Records drawn from a collection:
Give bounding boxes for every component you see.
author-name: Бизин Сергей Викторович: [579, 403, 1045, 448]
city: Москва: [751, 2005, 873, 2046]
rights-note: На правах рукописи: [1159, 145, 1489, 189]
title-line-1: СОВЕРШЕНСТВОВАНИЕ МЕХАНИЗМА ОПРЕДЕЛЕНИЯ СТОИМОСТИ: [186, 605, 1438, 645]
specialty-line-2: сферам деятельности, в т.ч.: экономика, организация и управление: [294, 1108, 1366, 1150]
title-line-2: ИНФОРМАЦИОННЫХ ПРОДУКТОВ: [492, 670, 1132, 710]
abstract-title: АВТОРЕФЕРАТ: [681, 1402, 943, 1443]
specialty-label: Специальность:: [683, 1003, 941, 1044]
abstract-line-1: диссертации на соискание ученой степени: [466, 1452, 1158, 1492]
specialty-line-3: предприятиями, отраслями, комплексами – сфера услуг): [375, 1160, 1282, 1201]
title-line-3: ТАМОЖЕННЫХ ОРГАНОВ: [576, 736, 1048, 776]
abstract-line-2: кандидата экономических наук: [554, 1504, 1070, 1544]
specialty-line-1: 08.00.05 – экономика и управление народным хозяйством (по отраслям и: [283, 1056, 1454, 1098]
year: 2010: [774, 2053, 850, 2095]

> Goal
Reproduce every line of the entries above verbatim, keeping each character and bracketed coordinate unchanged.

> Solution to the exercise
Give bounding boxes for every component you see.
author-name: Бизин Сергей Викторович: [579, 403, 1045, 448]
city: Москва: [751, 2005, 873, 2046]
rights-note: На правах рукописи: [1159, 145, 1489, 189]
title-line-1: СОВЕРШЕНСТВОВАНИЕ МЕХАНИЗМА ОПРЕДЕЛЕНИЯ СТОИМОСТИ: [186, 605, 1438, 645]
specialty-line-2: сферам деятельности, в т.ч.: экономика, организация и управление: [294, 1108, 1366, 1150]
title-line-2: ИНФОРМАЦИОННЫХ ПРОДУКТОВ: [492, 670, 1132, 710]
abstract-title: АВТОРЕФЕРАТ: [681, 1402, 943, 1443]
specialty-label: Специальность:: [683, 1003, 941, 1044]
abstract-line-1: диссертации на соискание ученой степени: [466, 1452, 1158, 1492]
specialty-line-3: предприятиями, отраслями, комплексами – сфера услуг): [375, 1160, 1282, 1201]
title-line-3: ТАМОЖЕННЫХ ОРГАНОВ: [576, 736, 1048, 776]
abstract-line-2: кандидата экономических наук: [554, 1504, 1070, 1544]
specialty-line-1: 08.00.05 – экономика и управление народным хозяйством (по отраслям и: [283, 1056, 1454, 1098]
year: 2010: [774, 2053, 850, 2095]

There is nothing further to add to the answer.